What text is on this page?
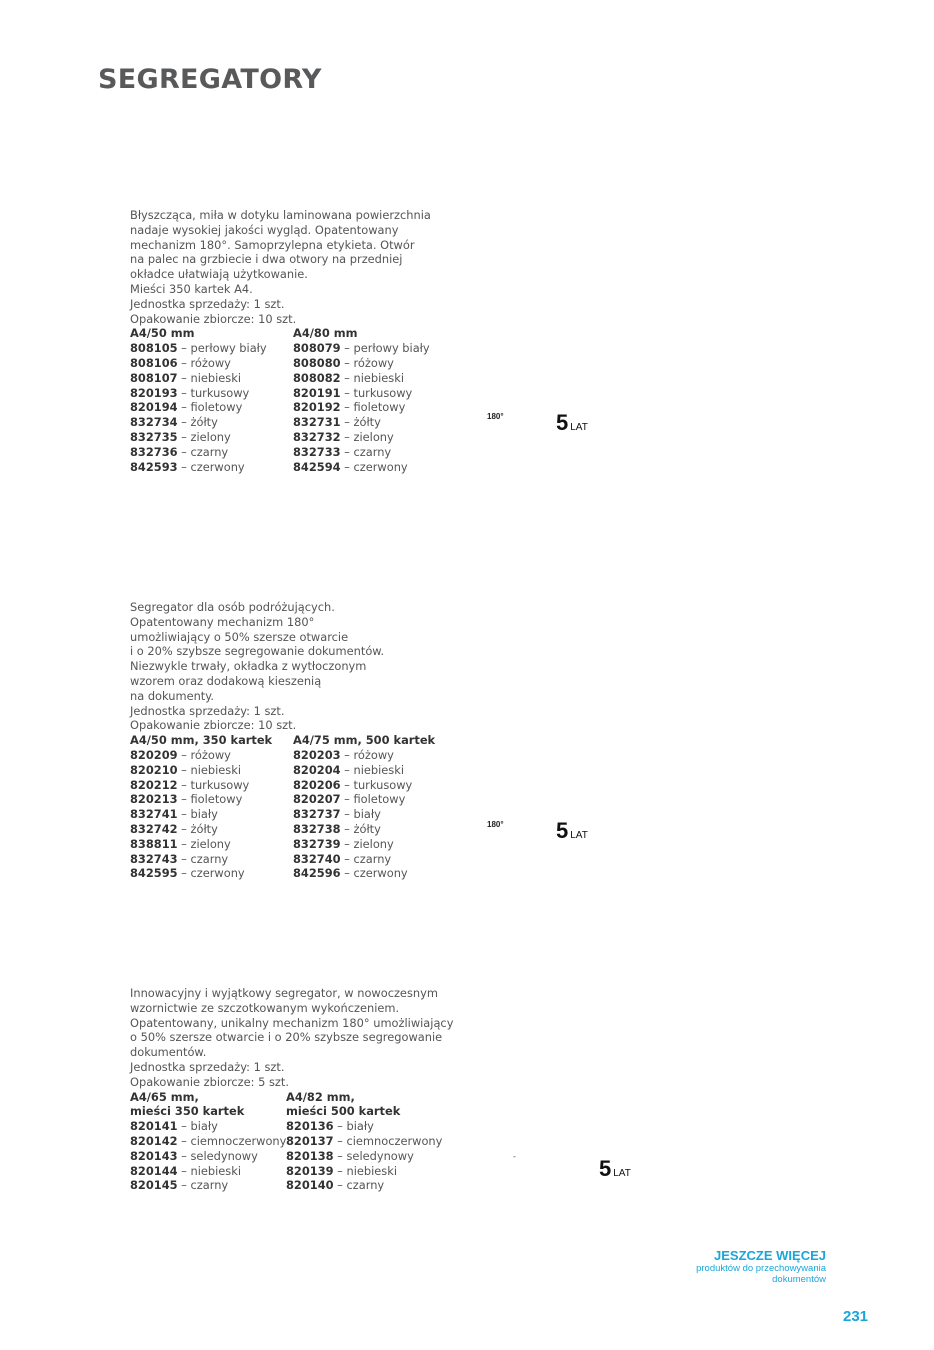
SEGREGATORY

Błyszcząca, miła w dotyku laminowana powierzchnia
nadaje wysokiej jakości wygląd. Opatentowany
mechanizm 180°. Samoprzylepna etykieta. Otwór
na palec na grzbiecie i dwa otwory na przedniej
okładce ułatwiają użytkowanie.
Mieści 350 kartek A4.
Jednostka sprzedaży: 1 szt.
Opakowanie zbiorcze: 10 szt.

A4/50 mm
808105 – perłowy biały
808106 – różowy
808107 – niebieski
820193 – turkusowy
820194 – fioletowy
832734 – żółty
832735 – zielony
832736 – czarny
842593 – czerwony
A4/80 mm
808079 – perłowy biały
808080 – różowy
808082 – niebieski
820191 – turkusowy
820192 – fioletowy
832731 – żółty
832732 – zielony
832733 – czarny
842594 – czerwony
180° 5 LAT

Segregator dla osób podróżujących.
Opatentowany mechanizm 180°
umożliwiający o 50% szersze otwarcie
i o 20% szybsze segregowanie dokumentów.
Niezwykle trwały, okładka z wytłoczonym
wzorem oraz dodakową kieszenią
na dokumenty.
Jednostka sprzedaży: 1 szt.
Opakowanie zbiorcze: 10 szt.

A4/50 mm, 350 kartek
820209 – różowy
820210 – niebieski
820212 – turkusowy
820213 – fioletowy
832741 – biały
832742 – żółty
838811 – zielony
832743 – czarny
842595 – czerwony
A4/75 mm, 500 kartek
820203 – różowy
820204 – niebieski
820206 – turkusowy
820207 – fioletowy
832737 – biały
832738 – żółty
832739 – zielony
832740 – czarny
842596 – czerwony
180° 5 LAT

Innowacyjny i wyjątkowy segregator, w nowoczesnym
wzornictwie ze szczotkowanym wykończeniem.
Opatentowany, unikalny mechanizm 180° umożliwiający
o 50% szersze otwarcie i o 20% szybsze segregowanie
dokumentów.
Jednostka sprzedaży: 1 szt.
Opakowanie zbiorcze: 5 szt.

A4/65 mm,
mieści 350 kartek
820141 – biały
820142 – ciemnoczerwony
820143 – seledynowy
820144 – niebieski
820145 – czarny
A4/82 mm,
mieści 500 kartek
820136 – biały
820137 – ciemnoczerwony
820138 – seledynowy
820139 – niebieski
820140 – czarny
-	5 LAT
JESZCZE WIĘCEJ
produktów do przechowywania
dokumentów
231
···
#### Direction
Omit every picture, and otherwise quote the entries exactly.

#### Expected answer
What text is on this page?
SEGREGATORY

Błyszcząca, miła w dotyku laminowana powierzchnia
nadaje wysokiej jakości wygląd. Opatentowany
mechanizm 180°. Samoprzylepna etykieta. Otwór
na palec na grzbiecie i dwa otwory na przedniej
okładce ułatwiają użytkowanie.
Mieści 350 kartek A4.
Jednostka sprzedaży: 1 szt.
Opakowanie zbiorcze: 10 szt.

A4/50 mm
808105 – perłowy biały
808106 – różowy
808107 – niebieski
820193 – turkusowy
820194 – fioletowy
832734 – żółty
832735 – zielony
832736 – czarny
842593 – czerwony
A4/80 mm
808079 – perłowy biały
808080 – różowy
808082 – niebieski
820191 – turkusowy
820192 – fioletowy
832731 – żółty
832732 – zielony
832733 – czarny
842594 – czerwony
180° 5 LAT

Segregator dla osób podróżujących.
Opatentowany mechanizm 180°
umożliwiający o 50% szersze otwarcie
i o 20% szybsze segregowanie dokumentów.
Niezwykle trwały, okładka z wytłoczonym
wzorem oraz dodakową kieszenią
na dokumenty.
Jednostka sprzedaży: 1 szt.
Opakowanie zbiorcze: 10 szt.

A4/50 mm, 350 kartek
820209 – różowy
820210 – niebieski
820212 – turkusowy
820213 – fioletowy
832741 – biały
832742 – żółty
838811 – zielony
832743 – czarny
842595 – czerwony
A4/75 mm, 500 kartek
820203 – różowy
820204 – niebieski
820206 – turkusowy
820207 – fioletowy
832737 – biały
832738 – żółty
832739 – zielony
832740 – czarny
842596 – czerwony
180° 5 LAT

Innowacyjny i wyjątkowy segregator, w nowoczesnym
wzornictwie ze szczotkowanym wykończeniem.
Opatentowany, unikalny mechanizm 180° umożliwiający
o 50% szersze otwarcie i o 20% szybsze segregowanie
dokumentów.
Jednostka sprzedaży: 1 szt.
Opakowanie zbiorcze: 5 szt.

A4/65 mm,
mieści 350 kartek
820141 – biały
820142 – ciemnoczerwony
820143 – seledynowy
820144 – niebieski
820145 – czarny
A4/82 mm,
mieści 500 kartek
820136 – biały
820137 – ciemnoczerwony
820138 – seledynowy
820139 – niebieski
820140 – czarny
-	5 LAT
JESZCZE WIĘCEJ
produktów do przechowywania
dokumentów
231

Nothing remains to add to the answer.